(REQUIREMENTS) Extract each line holding the word "banana" from the entries.

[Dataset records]

________________________________________

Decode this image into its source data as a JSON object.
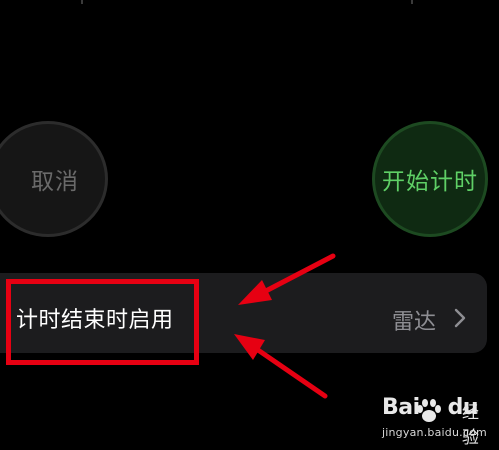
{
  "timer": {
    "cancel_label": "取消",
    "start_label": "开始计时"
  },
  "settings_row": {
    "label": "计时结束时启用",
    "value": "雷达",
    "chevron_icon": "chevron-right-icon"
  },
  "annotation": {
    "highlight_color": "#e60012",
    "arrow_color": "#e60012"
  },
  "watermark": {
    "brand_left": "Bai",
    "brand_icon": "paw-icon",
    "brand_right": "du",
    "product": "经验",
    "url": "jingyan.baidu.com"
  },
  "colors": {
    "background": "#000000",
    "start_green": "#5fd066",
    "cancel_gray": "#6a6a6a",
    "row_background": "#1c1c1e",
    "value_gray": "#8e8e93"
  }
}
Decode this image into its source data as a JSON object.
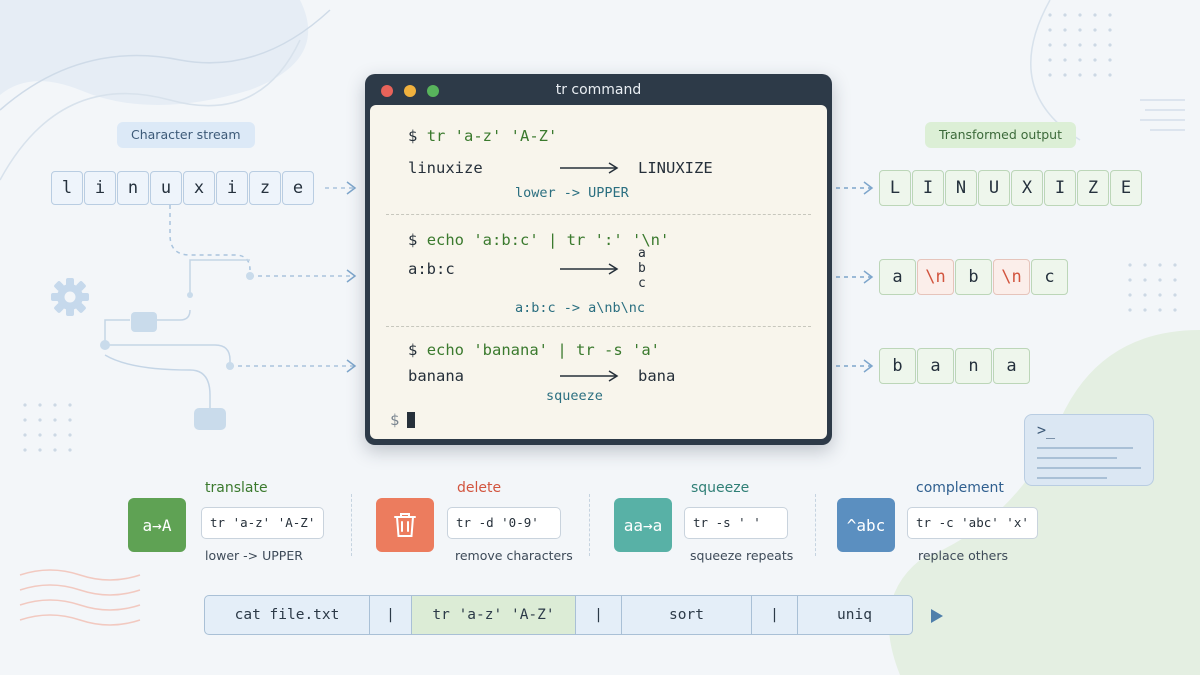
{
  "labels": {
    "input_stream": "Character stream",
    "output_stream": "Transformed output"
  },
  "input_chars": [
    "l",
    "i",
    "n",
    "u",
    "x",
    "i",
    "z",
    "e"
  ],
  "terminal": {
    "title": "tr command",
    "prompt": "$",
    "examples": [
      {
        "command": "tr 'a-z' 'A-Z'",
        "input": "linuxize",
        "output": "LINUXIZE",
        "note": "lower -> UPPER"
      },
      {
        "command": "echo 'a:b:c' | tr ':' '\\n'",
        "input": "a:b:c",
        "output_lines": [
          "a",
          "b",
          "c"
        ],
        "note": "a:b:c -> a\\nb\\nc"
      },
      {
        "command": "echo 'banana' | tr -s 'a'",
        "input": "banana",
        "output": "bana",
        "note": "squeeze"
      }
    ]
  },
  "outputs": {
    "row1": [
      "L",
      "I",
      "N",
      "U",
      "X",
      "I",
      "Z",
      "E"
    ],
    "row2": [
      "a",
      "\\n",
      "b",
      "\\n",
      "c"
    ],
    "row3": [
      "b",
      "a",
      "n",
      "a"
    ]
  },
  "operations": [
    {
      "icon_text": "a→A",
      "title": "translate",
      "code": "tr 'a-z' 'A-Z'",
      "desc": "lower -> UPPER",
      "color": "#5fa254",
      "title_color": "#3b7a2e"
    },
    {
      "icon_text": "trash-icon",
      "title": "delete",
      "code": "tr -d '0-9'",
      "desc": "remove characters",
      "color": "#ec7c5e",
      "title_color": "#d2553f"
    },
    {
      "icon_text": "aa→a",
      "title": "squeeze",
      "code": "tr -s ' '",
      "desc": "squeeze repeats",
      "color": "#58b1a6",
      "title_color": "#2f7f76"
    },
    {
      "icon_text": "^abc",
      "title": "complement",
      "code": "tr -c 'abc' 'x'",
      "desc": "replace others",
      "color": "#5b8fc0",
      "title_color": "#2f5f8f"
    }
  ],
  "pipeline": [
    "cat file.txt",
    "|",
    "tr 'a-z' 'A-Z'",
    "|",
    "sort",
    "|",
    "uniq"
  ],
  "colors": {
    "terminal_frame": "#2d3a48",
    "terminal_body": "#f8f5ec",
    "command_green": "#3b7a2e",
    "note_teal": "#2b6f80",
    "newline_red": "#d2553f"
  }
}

________________________________________

(ANSWER TO THE PROBLEM)
        "command": "echo 'banana' | tr -s 'a'",
        "input": "banana",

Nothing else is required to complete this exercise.